Items from a dataset:
□ □ □ □ □ □ □
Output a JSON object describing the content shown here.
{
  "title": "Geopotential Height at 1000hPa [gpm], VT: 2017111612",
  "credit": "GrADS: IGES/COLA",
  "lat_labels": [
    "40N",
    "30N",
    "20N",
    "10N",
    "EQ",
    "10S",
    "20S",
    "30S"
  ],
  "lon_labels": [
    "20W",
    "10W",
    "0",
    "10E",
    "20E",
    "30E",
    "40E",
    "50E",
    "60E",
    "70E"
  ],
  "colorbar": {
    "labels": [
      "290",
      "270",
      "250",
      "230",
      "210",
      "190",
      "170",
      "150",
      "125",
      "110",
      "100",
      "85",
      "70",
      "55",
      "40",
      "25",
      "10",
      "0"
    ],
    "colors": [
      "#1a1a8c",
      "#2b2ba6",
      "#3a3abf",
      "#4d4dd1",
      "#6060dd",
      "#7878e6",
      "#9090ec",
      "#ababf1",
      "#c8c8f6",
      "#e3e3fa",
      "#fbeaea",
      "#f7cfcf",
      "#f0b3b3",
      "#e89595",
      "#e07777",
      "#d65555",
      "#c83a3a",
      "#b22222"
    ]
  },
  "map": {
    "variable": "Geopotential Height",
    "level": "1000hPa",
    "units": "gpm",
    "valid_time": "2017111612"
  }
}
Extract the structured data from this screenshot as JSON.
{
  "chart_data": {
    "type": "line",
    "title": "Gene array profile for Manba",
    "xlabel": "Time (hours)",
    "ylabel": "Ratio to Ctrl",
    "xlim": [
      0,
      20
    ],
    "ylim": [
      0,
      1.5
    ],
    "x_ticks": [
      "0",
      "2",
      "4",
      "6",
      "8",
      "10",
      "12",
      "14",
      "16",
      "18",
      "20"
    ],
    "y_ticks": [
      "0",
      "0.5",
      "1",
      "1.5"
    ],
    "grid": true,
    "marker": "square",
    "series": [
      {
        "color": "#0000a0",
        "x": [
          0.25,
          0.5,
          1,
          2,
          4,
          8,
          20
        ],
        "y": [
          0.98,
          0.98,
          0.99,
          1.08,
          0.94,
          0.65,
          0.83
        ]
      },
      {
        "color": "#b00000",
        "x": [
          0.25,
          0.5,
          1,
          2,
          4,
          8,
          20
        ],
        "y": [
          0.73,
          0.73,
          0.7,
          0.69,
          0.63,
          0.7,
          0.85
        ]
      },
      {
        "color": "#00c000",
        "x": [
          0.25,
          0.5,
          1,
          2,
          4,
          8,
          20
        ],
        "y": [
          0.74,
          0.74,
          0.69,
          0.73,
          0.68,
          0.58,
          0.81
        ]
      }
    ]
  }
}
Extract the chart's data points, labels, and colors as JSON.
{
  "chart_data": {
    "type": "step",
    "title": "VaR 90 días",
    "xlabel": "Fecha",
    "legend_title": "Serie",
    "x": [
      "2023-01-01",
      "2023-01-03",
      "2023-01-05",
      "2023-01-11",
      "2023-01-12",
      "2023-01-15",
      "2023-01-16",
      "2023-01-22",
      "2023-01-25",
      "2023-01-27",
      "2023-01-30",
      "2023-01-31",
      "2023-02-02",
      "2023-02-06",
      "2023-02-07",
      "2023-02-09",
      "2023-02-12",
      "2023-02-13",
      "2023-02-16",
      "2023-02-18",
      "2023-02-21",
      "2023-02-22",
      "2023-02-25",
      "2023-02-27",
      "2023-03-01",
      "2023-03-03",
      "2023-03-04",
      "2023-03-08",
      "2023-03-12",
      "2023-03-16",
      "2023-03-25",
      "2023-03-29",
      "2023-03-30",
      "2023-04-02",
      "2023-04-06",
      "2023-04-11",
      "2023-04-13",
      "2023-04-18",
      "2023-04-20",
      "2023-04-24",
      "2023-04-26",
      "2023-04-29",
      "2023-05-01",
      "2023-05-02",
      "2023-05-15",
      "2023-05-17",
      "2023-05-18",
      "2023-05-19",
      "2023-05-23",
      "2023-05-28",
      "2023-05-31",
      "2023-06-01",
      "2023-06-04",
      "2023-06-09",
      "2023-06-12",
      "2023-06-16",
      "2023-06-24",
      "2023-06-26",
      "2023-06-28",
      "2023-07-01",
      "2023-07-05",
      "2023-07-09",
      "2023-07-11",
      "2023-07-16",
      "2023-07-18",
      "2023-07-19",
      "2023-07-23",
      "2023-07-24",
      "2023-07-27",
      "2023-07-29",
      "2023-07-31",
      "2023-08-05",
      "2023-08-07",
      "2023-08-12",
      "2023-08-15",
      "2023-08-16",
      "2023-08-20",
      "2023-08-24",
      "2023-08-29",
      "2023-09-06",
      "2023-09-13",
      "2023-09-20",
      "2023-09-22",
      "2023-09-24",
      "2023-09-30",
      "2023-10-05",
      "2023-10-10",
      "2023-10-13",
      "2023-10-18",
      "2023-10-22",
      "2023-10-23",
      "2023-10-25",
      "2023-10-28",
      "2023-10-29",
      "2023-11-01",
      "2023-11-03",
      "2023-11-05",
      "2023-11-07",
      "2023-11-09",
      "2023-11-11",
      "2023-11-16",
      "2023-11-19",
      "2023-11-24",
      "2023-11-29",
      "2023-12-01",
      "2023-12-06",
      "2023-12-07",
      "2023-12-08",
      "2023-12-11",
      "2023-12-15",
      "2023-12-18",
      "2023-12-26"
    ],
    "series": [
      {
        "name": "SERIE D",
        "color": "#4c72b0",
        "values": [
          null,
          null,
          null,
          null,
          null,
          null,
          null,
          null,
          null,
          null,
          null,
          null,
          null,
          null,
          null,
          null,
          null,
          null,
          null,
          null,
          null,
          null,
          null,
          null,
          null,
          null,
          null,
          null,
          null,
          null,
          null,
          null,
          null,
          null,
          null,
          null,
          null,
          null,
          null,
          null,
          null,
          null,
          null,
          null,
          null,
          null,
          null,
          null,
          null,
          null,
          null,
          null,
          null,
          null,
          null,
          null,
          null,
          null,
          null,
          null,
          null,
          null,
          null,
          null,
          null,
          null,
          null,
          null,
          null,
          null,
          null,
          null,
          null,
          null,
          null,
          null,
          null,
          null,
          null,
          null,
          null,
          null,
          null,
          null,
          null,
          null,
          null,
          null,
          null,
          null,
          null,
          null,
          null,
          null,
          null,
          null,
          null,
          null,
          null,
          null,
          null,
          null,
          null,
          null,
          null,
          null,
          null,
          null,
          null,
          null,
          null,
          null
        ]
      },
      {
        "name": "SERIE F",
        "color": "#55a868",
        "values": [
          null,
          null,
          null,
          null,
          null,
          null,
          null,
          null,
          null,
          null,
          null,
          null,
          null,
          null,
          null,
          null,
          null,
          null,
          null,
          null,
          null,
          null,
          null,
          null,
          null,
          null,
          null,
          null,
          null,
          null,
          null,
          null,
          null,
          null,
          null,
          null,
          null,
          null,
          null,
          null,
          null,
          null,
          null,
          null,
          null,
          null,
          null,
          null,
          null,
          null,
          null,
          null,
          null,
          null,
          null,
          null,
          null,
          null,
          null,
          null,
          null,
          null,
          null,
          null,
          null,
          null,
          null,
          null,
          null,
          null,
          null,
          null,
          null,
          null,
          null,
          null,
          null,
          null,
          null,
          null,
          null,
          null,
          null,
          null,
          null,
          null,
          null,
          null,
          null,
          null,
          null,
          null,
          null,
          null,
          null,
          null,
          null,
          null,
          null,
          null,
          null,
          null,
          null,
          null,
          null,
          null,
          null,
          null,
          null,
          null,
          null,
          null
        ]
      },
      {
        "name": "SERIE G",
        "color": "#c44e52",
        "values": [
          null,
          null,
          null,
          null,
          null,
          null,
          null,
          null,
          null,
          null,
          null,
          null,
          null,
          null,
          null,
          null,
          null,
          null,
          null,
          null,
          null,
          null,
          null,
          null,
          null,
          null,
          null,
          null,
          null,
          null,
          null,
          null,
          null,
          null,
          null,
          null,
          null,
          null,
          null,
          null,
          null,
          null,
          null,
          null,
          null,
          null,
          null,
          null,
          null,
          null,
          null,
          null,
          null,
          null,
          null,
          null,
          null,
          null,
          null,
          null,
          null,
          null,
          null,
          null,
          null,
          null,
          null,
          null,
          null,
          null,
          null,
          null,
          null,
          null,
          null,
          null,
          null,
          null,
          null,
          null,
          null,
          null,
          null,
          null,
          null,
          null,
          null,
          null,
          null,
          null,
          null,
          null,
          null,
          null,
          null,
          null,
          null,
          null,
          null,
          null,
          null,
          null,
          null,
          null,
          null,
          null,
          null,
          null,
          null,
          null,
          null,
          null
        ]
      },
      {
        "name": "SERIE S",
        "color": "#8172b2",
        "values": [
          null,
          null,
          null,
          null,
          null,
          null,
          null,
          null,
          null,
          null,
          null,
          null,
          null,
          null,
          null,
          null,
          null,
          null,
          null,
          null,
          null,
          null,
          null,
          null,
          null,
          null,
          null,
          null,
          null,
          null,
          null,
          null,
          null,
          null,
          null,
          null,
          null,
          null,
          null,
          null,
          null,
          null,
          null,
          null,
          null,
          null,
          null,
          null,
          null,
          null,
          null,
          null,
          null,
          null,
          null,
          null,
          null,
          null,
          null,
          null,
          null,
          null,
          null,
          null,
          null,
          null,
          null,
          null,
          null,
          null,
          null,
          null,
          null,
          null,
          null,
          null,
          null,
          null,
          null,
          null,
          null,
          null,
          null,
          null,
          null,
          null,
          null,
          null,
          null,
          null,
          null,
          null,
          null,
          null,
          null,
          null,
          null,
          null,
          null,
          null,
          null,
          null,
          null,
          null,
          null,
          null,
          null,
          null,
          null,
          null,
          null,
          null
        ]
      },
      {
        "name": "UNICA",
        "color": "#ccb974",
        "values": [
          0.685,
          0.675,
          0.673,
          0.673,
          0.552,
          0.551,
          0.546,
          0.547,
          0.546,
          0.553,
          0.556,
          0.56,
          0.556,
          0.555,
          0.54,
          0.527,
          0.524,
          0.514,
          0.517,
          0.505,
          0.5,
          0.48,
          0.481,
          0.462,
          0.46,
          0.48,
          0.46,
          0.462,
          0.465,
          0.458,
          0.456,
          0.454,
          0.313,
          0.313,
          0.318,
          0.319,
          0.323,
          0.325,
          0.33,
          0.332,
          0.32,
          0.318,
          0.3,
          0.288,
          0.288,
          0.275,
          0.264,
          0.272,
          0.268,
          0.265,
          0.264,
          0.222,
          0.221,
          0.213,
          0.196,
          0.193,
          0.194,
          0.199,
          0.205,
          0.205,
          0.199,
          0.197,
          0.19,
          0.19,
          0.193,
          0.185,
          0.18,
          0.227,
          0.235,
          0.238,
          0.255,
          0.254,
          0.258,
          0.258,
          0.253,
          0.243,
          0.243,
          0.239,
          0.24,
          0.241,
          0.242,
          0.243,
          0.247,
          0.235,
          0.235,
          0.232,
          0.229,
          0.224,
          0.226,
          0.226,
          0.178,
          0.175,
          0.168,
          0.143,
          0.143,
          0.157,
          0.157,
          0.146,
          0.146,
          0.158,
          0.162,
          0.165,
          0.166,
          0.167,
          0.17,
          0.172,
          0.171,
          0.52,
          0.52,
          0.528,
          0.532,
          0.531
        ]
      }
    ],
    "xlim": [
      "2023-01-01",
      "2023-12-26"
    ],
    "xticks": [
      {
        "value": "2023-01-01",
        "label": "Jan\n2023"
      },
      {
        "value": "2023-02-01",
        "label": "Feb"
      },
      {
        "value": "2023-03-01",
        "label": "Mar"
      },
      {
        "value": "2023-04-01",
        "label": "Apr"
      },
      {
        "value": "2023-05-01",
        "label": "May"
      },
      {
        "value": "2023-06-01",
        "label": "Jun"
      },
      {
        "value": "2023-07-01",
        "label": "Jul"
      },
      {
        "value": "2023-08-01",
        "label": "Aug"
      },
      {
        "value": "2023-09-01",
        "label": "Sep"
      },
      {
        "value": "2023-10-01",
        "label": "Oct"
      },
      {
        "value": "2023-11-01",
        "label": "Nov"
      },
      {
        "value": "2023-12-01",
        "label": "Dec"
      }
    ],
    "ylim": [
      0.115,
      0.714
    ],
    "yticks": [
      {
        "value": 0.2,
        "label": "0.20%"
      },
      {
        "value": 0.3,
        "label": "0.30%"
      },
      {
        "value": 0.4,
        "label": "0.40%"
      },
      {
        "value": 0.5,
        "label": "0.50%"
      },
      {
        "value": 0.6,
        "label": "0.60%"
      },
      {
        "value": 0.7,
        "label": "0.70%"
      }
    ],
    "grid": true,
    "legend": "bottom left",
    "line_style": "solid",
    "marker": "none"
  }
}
□ □ □ □ □ □ □
**Task objective:** From the entries above, return each line with the word "name" in it.

**Written response:**
        "name": "SERIE D",
        "name": "SERIE F",
        "name": "SERIE G",
        "name": "SERIE S",
        "name": "UNICA",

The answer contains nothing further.